• _Do this_
Please swap "code-token" for "code-fragment" everywhere in the records below and give them again with nothing else changed. Leave the pictures out of your answer.
─── Entries supplied ───
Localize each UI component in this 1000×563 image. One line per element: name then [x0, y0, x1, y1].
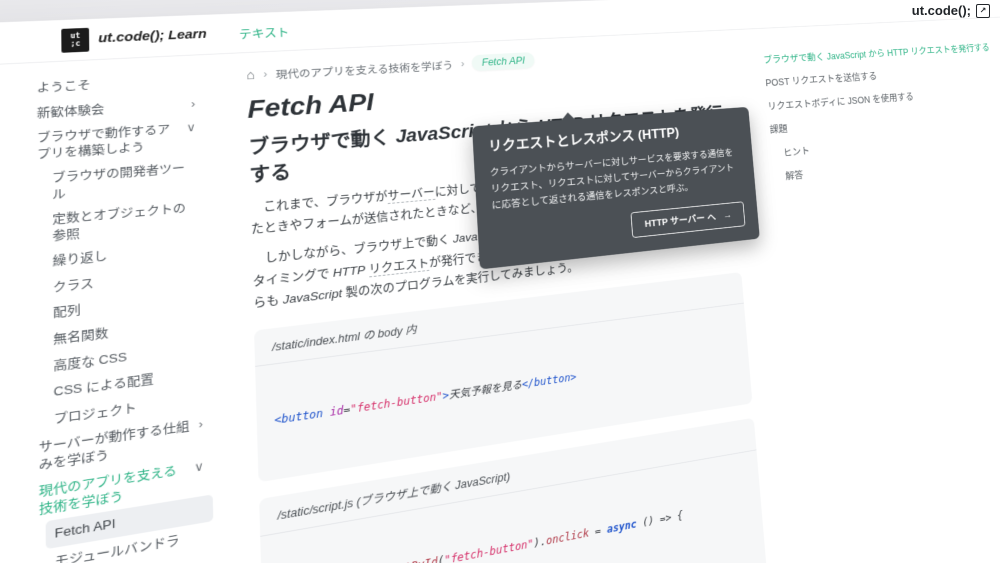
- lesson-sidebar: ようこそ 新歓体験会 › ブラウザで動作するアプリを構築しよう ∨ ブラウザの開…: [0, 55, 224, 563]
- breadcrumb-current-chip[interactable]: Fetch API: [471, 52, 535, 71]
- utcode-logo[interactable]: ut ;c: [61, 27, 89, 52]
- breadcrumb-separator: ›: [263, 68, 267, 80]
- chevron-down-icon: ∨: [194, 458, 204, 476]
- home-icon[interactable]: ⌂: [246, 68, 255, 81]
- code-line: <button id="fetch-button">天気予報を見る</butto…: [274, 347, 735, 431]
- learn-site-page: ut ;c ut.code(); Learn テキスト ようこそ 新歓体験会 ›…: [0, 0, 1000, 563]
- arrow-right-icon: →: [723, 211, 732, 221]
- tooltip-arrow-icon: [561, 112, 576, 121]
- utcode-site-label: ut.code();: [912, 3, 971, 18]
- chevron-right-icon: ›: [191, 96, 196, 112]
- http-server-button[interactable]: HTTP サーバー へ →: [630, 202, 745, 239]
- nav-link-text[interactable]: テキスト: [239, 23, 290, 42]
- chevron-down-icon: ∨: [186, 120, 196, 136]
- table-of-contents: ブラウザで動く JavaScript から HTTP リクエストを発行する PO…: [742, 17, 1000, 197]
- tooltip-body: クライアントからサーバーに対しサービスを要求する通信をリクエスト、リクエストに対…: [489, 145, 742, 215]
- utcode-site-link[interactable]: ut.code(); ↗: [912, 3, 990, 18]
- desktop-background: ut.code(); ↗ ut ;c ut.code(); Learn テキスト…: [0, 0, 1000, 563]
- chevron-right-icon: ›: [198, 416, 203, 433]
- breadcrumb-separator: ›: [460, 58, 464, 69]
- breadcrumb-section-link[interactable]: 現代のアプリを支える技術を学ぼう: [275, 57, 453, 82]
- external-link-icon: ↗: [976, 4, 990, 18]
- lesson-content: ⌂ › 現代のアプリを支える技術を学ぼう › Fetch API Fetch A…: [211, 30, 805, 563]
- site-brand[interactable]: ut.code(); Learn: [98, 27, 207, 45]
- perspective-scene: ut ;c ut.code(); Learn テキスト ようこそ 新歓体験会 ›…: [0, 0, 1000, 563]
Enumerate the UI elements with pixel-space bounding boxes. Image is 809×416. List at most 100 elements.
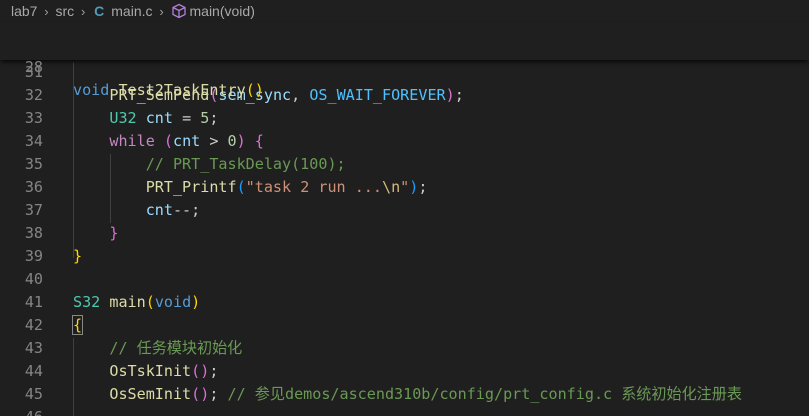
code-token: =: [172, 109, 201, 127]
chevron-right-icon: ›: [44, 3, 49, 19]
code-token: ): [445, 86, 455, 104]
code-line[interactable]: 40: [0, 268, 809, 291]
code-token: OsTskInit: [109, 362, 192, 380]
code-editor[interactable]: lab7 › src › C main.c › main(void) 28 vo…: [0, 0, 809, 416]
code-text: S32 main(void): [73, 291, 200, 314]
code-line[interactable]: 38 }: [0, 222, 809, 245]
code-token: OsSemInit: [109, 385, 192, 403]
code-line[interactable]: 33 U32 cnt = 5;: [0, 107, 809, 130]
sticky-line[interactable]: 28 void Test2TaskEntry(): [0, 33, 809, 99]
code-line[interactable]: 37 cnt--;: [0, 199, 809, 222]
code-text: PRT_Printf("task 2 run ...\n");: [73, 176, 428, 199]
line-number: 38: [24, 224, 43, 242]
code-line[interactable]: 36 PRT_Printf("task 2 run ...\n");: [0, 176, 809, 199]
code-token: {: [254, 132, 264, 150]
code-token: (): [191, 385, 210, 403]
code-line[interactable]: 39}: [0, 245, 809, 268]
code-token: 5: [200, 109, 210, 127]
code-token: "task 2 run ...: [245, 178, 382, 196]
method-cube-icon: [171, 3, 186, 19]
line-number: 43: [24, 339, 43, 357]
chevron-right-icon: ›: [159, 3, 164, 19]
breadcrumb-symbol-main[interactable]: main(void): [190, 3, 255, 19]
code-token: void: [73, 81, 110, 99]
code-token: // 任务模块初始化: [109, 339, 243, 357]
code-line[interactable]: 45 OsSemInit(); // 参见demos/ascend310b/co…: [0, 383, 809, 406]
code-line[interactable]: 42 {: [0, 314, 809, 337]
code-token: // 参见demos/ascend310b/config/prt_config.…: [227, 385, 742, 403]
code-token: S32: [73, 293, 101, 311]
code-token: (): [245, 81, 264, 99]
code-text: void Test2TaskEntry(): [73, 79, 264, 102]
code-text: cnt--;: [73, 199, 201, 222]
code-token: ): [191, 293, 201, 311]
code-token: 0: [227, 132, 237, 150]
line-number: 40: [24, 270, 43, 288]
code-text: // 任务模块初始化: [73, 337, 242, 360]
code-token: Test2TaskEntry: [118, 81, 246, 99]
code-token: // PRT_TaskDelay(100);: [145, 155, 346, 173]
code-token: ": [400, 178, 410, 196]
code-text: // PRT_TaskDelay(100);: [73, 153, 346, 176]
breadcrumb-file-main-c[interactable]: main.c: [111, 3, 152, 19]
line-number: 35: [24, 155, 43, 173]
code-token: (: [163, 132, 173, 150]
code-token: (: [236, 178, 246, 196]
line-number: 46: [0, 406, 43, 416]
line-number: 36: [24, 178, 43, 196]
line-number: 37: [24, 201, 43, 219]
code-line[interactable]: 34 while (cnt > 0) {: [0, 130, 809, 153]
code-token: ;: [209, 362, 219, 380]
code-text: U32 cnt = 5;: [73, 107, 218, 130]
c-language-icon: C: [94, 3, 105, 19]
code-token: main: [109, 293, 146, 311]
code-line[interactable]: 35 // PRT_TaskDelay(100);: [0, 153, 809, 176]
code-line[interactable]: 41 S32 main(void): [0, 291, 809, 314]
code-token: while: [109, 132, 155, 150]
breadcrumb-folder-lab7[interactable]: lab7: [11, 3, 37, 19]
code-token: >: [200, 132, 228, 150]
line-number: 34: [24, 132, 43, 150]
code-token: void: [154, 293, 192, 311]
code-token: ): [409, 178, 419, 196]
line-number: 39: [24, 247, 43, 265]
code-text: OsTskInit();: [73, 360, 218, 383]
code-token: PRT_Printf: [145, 178, 237, 196]
code-token: }: [109, 224, 119, 242]
code-token: ;: [454, 86, 464, 104]
line-number: 42: [24, 316, 43, 334]
code-token: {: [71, 315, 84, 335]
code-token: (: [145, 293, 155, 311]
code-token: cnt: [145, 109, 173, 127]
code-token: --;: [172, 201, 201, 219]
code-token: U32: [109, 109, 137, 127]
code-text: OsSemInit(); // 参见demos/ascend310b/confi…: [73, 383, 742, 406]
line-number: 28: [24, 58, 43, 76]
code-token: ,: [291, 86, 310, 104]
code-line[interactable]: 46: [0, 406, 809, 416]
sticky-scroll-header[interactable]: 28 void Test2TaskEntry(): [0, 22, 809, 99]
breadcrumb-folder-src[interactable]: src: [55, 3, 74, 19]
code-token: \n: [381, 178, 401, 196]
code-line[interactable]: 43 // 任务模块初始化: [0, 337, 809, 360]
code-token: cnt: [172, 132, 201, 150]
code-token: cnt: [145, 201, 173, 219]
code-token: (): [191, 362, 210, 380]
code-line[interactable]: 44 OsTskInit();: [0, 360, 809, 383]
code-token: ;: [209, 109, 219, 127]
code-text: }: [73, 222, 118, 245]
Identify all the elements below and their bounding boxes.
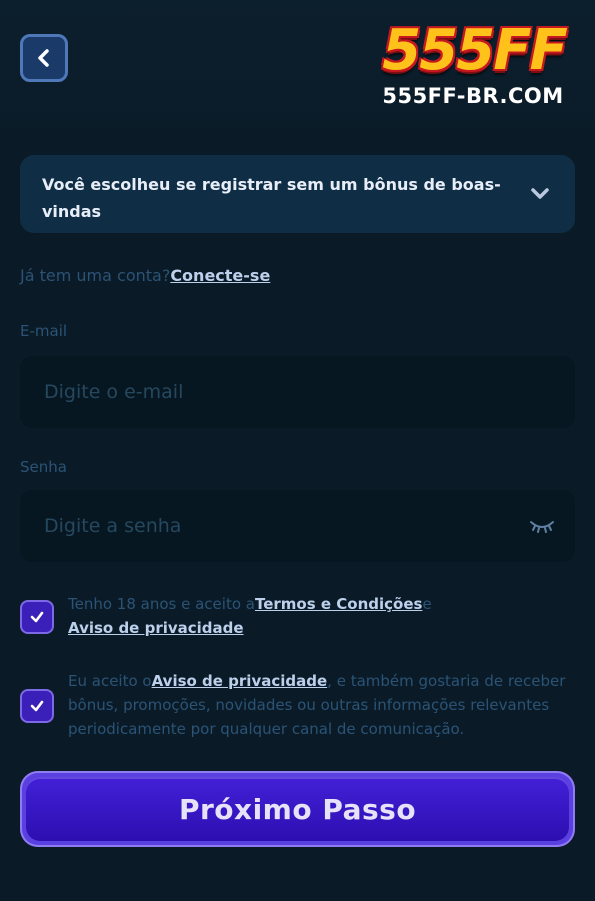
───
• _Completed task_
Localize each UI component in this 1000×563 image. One line per element: name then [x0, y0, x1, y1].
- lesson-sidebar: ようこそ 新歓体験会 › ブラウザで動作するアプリを構築しよう ∨ ブラウザの開…: [0, 55, 224, 563]
- breadcrumb-current-chip[interactable]: Fetch API: [471, 52, 535, 71]
- utcode-logo[interactable]: ut ;c: [61, 27, 89, 52]
- breadcrumb-separator: ›: [263, 68, 267, 80]
- chevron-down-icon: ∨: [194, 458, 204, 476]
- home-icon[interactable]: ⌂: [246, 68, 255, 81]
- code-line: <button id="fetch-button">天気予報を見る</butto…: [274, 347, 735, 431]
- learn-site-page: ut ;c ut.code(); Learn テキスト ようこそ 新歓体験会 ›…: [0, 0, 1000, 563]
- arrow-right-icon: →: [723, 211, 732, 221]
- tooltip-arrow-icon: [561, 112, 576, 121]
- utcode-site-label: ut.code();: [912, 3, 971, 18]
- chevron-right-icon: ›: [191, 96, 196, 112]
- http-server-button[interactable]: HTTP サーバー へ →: [630, 202, 745, 239]
- nav-link-text[interactable]: テキスト: [239, 23, 290, 42]
- chevron-down-icon: ∨: [186, 120, 196, 136]
- table-of-contents: ブラウザで動く JavaScript から HTTP リクエストを発行する PO…: [742, 17, 1000, 197]
- tooltip-body: クライアントからサーバーに対しサービスを要求する通信をリクエスト、リクエストに対…: [489, 145, 742, 215]
- utcode-site-link[interactable]: ut.code(); ↗: [912, 3, 990, 18]
- desktop-background: ut.code(); ↗ ut ;c ut.code(); Learn テキスト…: [0, 0, 1000, 563]
- chevron-right-icon: ›: [198, 416, 203, 433]
- breadcrumb-separator: ›: [460, 58, 464, 69]
- breadcrumb-section-link[interactable]: 現代のアプリを支える技術を学ぼう: [275, 57, 453, 82]
- external-link-icon: ↗: [976, 4, 990, 18]
- lesson-content: ⌂ › 現代のアプリを支える技術を学ぼう › Fetch API Fetch A…: [211, 30, 805, 563]
- site-brand[interactable]: ut.code(); Learn: [98, 27, 207, 45]
- perspective-scene: ut ;c ut.code(); Learn テキスト ようこそ 新歓体験会 ›…: [0, 0, 1000, 563]
Enumerate the UI elements with pixel-space bounding boxes. Image is 809×416. List at most 100 elements.
code-fragment: =: [172, 109, 201, 127]
chevron-right-icon: ›: [44, 3, 49, 19]
code-fragment: ): [445, 86, 455, 104]
code-line[interactable]: 40: [0, 268, 809, 291]
code-fragment: OsTskInit: [109, 362, 192, 380]
code-editor[interactable]: lab7 › src › C main.c › main(void) 28 vo…: [0, 0, 809, 416]
code-text: S32 main(void): [73, 291, 200, 314]
code-line[interactable]: 38 }: [0, 222, 809, 245]
code-fragment: OsSemInit: [109, 385, 192, 403]
code-line[interactable]: 33 U32 cnt = 5;: [0, 107, 809, 130]
sticky-line[interactable]: 28 void Test2TaskEntry(): [0, 33, 809, 99]
code-line[interactable]: 37 cnt--;: [0, 199, 809, 222]
code-text: PRT_Printf("task 2 run ...\n");: [73, 176, 428, 199]
line-number: 38: [24, 224, 43, 242]
code-line[interactable]: 36 PRT_Printf("task 2 run ...\n");: [0, 176, 809, 199]
code-fragment: {: [254, 132, 264, 150]
code-fragment: (): [191, 385, 210, 403]
code-line[interactable]: 39}: [0, 245, 809, 268]
code-fragment: 5: [200, 109, 210, 127]
code-fragment: "task 2 run ...: [245, 178, 382, 196]
method-cube-icon: [171, 3, 186, 19]
line-number: 43: [24, 339, 43, 357]
chevron-right-icon: ›: [159, 3, 164, 19]
breadcrumb-symbol-main[interactable]: main(void): [190, 3, 255, 19]
code-fragment: void: [73, 81, 110, 99]
code-fragment: // 任务模块初始化: [109, 339, 243, 357]
code-line[interactable]: 45 OsSemInit(); // 参见demos/ascend310b/co…: [0, 383, 809, 406]
code-line[interactable]: 42 {: [0, 314, 809, 337]
code-fragment: // 参见demos/ascend310b/config/prt_config.…: [227, 385, 742, 403]
code-fragment: S32: [73, 293, 101, 311]
code-fragment: (): [245, 81, 264, 99]
code-text: void Test2TaskEntry(): [73, 79, 264, 102]
code-text: cnt--;: [73, 199, 201, 222]
code-fragment: ): [191, 293, 201, 311]
code-fragment: 0: [227, 132, 237, 150]
line-number: 40: [24, 270, 43, 288]
code-text: // 任务模块初始化: [73, 337, 242, 360]
code-fragment: Test2TaskEntry: [118, 81, 246, 99]
code-fragment: // PRT_TaskDelay(100);: [145, 155, 346, 173]
code-fragment: ": [400, 178, 410, 196]
code-text: // PRT_TaskDelay(100);: [73, 153, 346, 176]
breadcrumb-file-main-c[interactable]: main.c: [111, 3, 152, 19]
line-number: 35: [24, 155, 43, 173]
code-fragment: (: [163, 132, 173, 150]
code-fragment: (: [236, 178, 246, 196]
line-number: 46: [0, 406, 43, 416]
line-number: 36: [24, 178, 43, 196]
line-number: 37: [24, 201, 43, 219]
code-line[interactable]: 34 while (cnt > 0) {: [0, 130, 809, 153]
code-fragment: ;: [209, 362, 219, 380]
code-text: U32 cnt = 5;: [73, 107, 218, 130]
c-language-icon: C: [94, 3, 105, 19]
code-fragment: main: [109, 293, 146, 311]
code-line[interactable]: 35 // PRT_TaskDelay(100);: [0, 153, 809, 176]
code-line[interactable]: 41 S32 main(void): [0, 291, 809, 314]
code-fragment: while: [109, 132, 155, 150]
breadcrumb-folder-lab7[interactable]: lab7: [11, 3, 37, 19]
code-fragment: >: [200, 132, 228, 150]
line-number: 34: [24, 132, 43, 150]
code-fragment: void: [154, 293, 192, 311]
code-fragment: ): [409, 178, 419, 196]
line-number: 39: [24, 247, 43, 265]
code-text: OsTskInit();: [73, 360, 218, 383]
code-fragment: PRT_Printf: [145, 178, 237, 196]
code-fragment: }: [109, 224, 119, 242]
code-fragment: ;: [454, 86, 464, 104]
line-number: 42: [24, 316, 43, 334]
code-fragment: {: [71, 315, 84, 335]
code-fragment: (: [145, 293, 155, 311]
code-fragment: cnt: [145, 109, 173, 127]
code-fragment: --;: [172, 201, 201, 219]
code-fragment: U32: [109, 109, 137, 127]
code-text: OsSemInit(); // 参见demos/ascend310b/confi…: [73, 383, 742, 406]
line-number: 28: [24, 58, 43, 76]
code-fragment: ,: [291, 86, 310, 104]
code-line[interactable]: 46: [0, 406, 809, 416]
sticky-scroll-header[interactable]: 28 void Test2TaskEntry(): [0, 22, 809, 99]
breadcrumb-folder-src[interactable]: src: [55, 3, 74, 19]
code-fragment: \n: [381, 178, 401, 196]
code-line[interactable]: 43 // 任务模块初始化: [0, 337, 809, 360]
code-fragment: cnt: [172, 132, 201, 150]
code-fragment: cnt: [145, 201, 173, 219]
code-fragment: (): [191, 362, 210, 380]
code-line[interactable]: 44 OsTskInit();: [0, 360, 809, 383]
code-fragment: ;: [209, 109, 219, 127]
code-text: }: [73, 222, 118, 245]
Identify all the elements below and their bounding boxes.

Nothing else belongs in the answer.